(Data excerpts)

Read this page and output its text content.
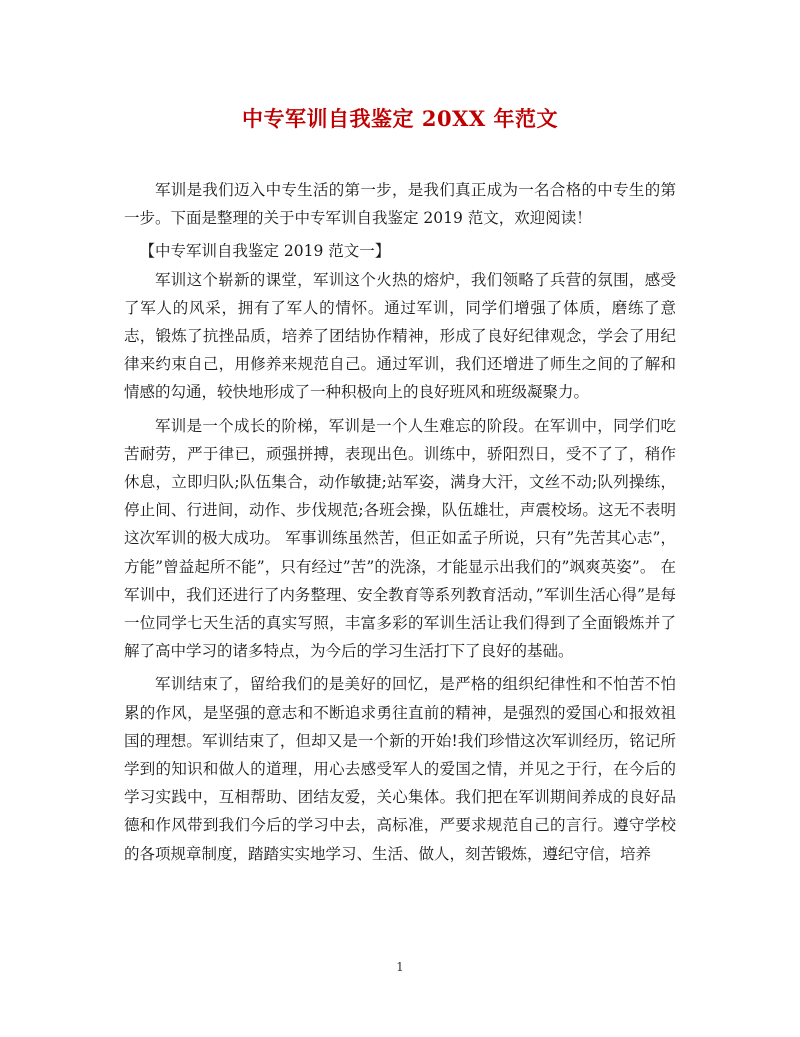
中专军训自我鉴定 20XX 年范文

军训是我们迈入中专生活的第一步，是我们真正成为一名合格的中专生的第一步。下面是整理的关于中专军训自我鉴定 2019 范文，欢迎阅读！

【中专军训自我鉴定 2019 范文一】

军训这个崭新的课堂，军训这个火热的熔炉，我们领略了兵营的氛围，感受了军人的风采，拥有了军人的情怀。通过军训，同学们增强了体质，磨练了意志，锻炼了抗挫品质，培养了团结协作精神，形成了良好纪律观念，学会了用纪律来约束自己，用修养来规范自己。通过军训，我们还增进了师生之间的了解和情感的勾通，较快地形成了一种积极向上的良好班风和班级凝聚力。

军训是一个成长的阶梯，军训是一个人生难忘的阶段。在军训中，同学们吃苦耐劳，严于律已，顽强拼搏，表现出色。训练中，骄阳烈日，受不了了，稍作休息，立即归队;队伍集合，动作敏捷;站军姿，满身大汗，文丝不动;队列操练，停止间、行进间，动作、步伐规范;各班会操，队伍雄壮，声震校场。这无不表明这次军训的极大成功。 军事训练虽然苦，但正如孟子所说，只有”先苦其心志”，方能”曾益起所不能”，只有经过”苦”的洗涤，才能显示出我们的”飒爽英姿”。 在军训中，我们还进行了内务整理、安全教育等系列教育活动，”军训生活心得”是每一位同学七天生活的真实写照，丰富多彩的军训生活让我们得到了全面锻炼并了解了高中学习的诸多特点，为今后的学习生活打下了良好的基础。

军训结束了，留给我们的是美好的回忆，是严格的组织纪律性和不怕苦不怕累的作风，是坚强的意志和不断追求勇往直前的精神，是强烈的爱国心和报效祖国的理想。军训结束了，但却又是一个新的开始!我们珍惜这次军训经历，铭记所学到的知识和做人的道理，用心去感受军人的爱国之情，并见之于行，在今后的学习实践中，互相帮助、团结友爱，关心集体。我们把在军训期间养成的良好品德和作风带到我们今后的学习中去，高标准，严要求规范自己的言行。遵守学校的各项规章制度，踏踏实实地学习、生活、做人，刻苦锻炼，遵纪守信，培养

1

Problem description: Set every line down exactly as written, leaving each picture out.

Worked answer:
Read this page and output its text content.
中专军训自我鉴定 20XX 年范文

军训是我们迈入中专生活的第一步，是我们真正成为一名合格的中专生的第一步。下面是整理的关于中专军训自我鉴定 2019 范文，欢迎阅读！

【中专军训自我鉴定 2019 范文一】

军训这个崭新的课堂，军训这个火热的熔炉，我们领略了兵营的氛围，感受了军人的风采，拥有了军人的情怀。通过军训，同学们增强了体质，磨练了意志，锻炼了抗挫品质，培养了团结协作精神，形成了良好纪律观念，学会了用纪律来约束自己，用修养来规范自己。通过军训，我们还增进了师生之间的了解和情感的勾通，较快地形成了一种积极向上的良好班风和班级凝聚力。

军训是一个成长的阶梯，军训是一个人生难忘的阶段。在军训中，同学们吃苦耐劳，严于律已，顽强拼搏，表现出色。训练中，骄阳烈日，受不了了，稍作休息，立即归队;队伍集合，动作敏捷;站军姿，满身大汗，文丝不动;队列操练，停止间、行进间，动作、步伐规范;各班会操，队伍雄壮，声震校场。这无不表明这次军训的极大成功。 军事训练虽然苦，但正如孟子所说，只有”先苦其心志”，方能”曾益起所不能”，只有经过”苦”的洗涤，才能显示出我们的”飒爽英姿”。 在军训中，我们还进行了内务整理、安全教育等系列教育活动，”军训生活心得”是每一位同学七天生活的真实写照，丰富多彩的军训生活让我们得到了全面锻炼并了解了高中学习的诸多特点，为今后的学习生活打下了良好的基础。

军训结束了，留给我们的是美好的回忆，是严格的组织纪律性和不怕苦不怕累的作风，是坚强的意志和不断追求勇往直前的精神，是强烈的爱国心和报效祖国的理想。军训结束了，但却又是一个新的开始!我们珍惜这次军训经历，铭记所学到的知识和做人的道理，用心去感受军人的爱国之情，并见之于行，在今后的学习实践中，互相帮助、团结友爱，关心集体。我们把在军训期间养成的良好品德和作风带到我们今后的学习中去，高标准，严要求规范自己的言行。遵守学校的各项规章制度，踏踏实实地学习、生活、做人，刻苦锻炼，遵纪守信，培养

1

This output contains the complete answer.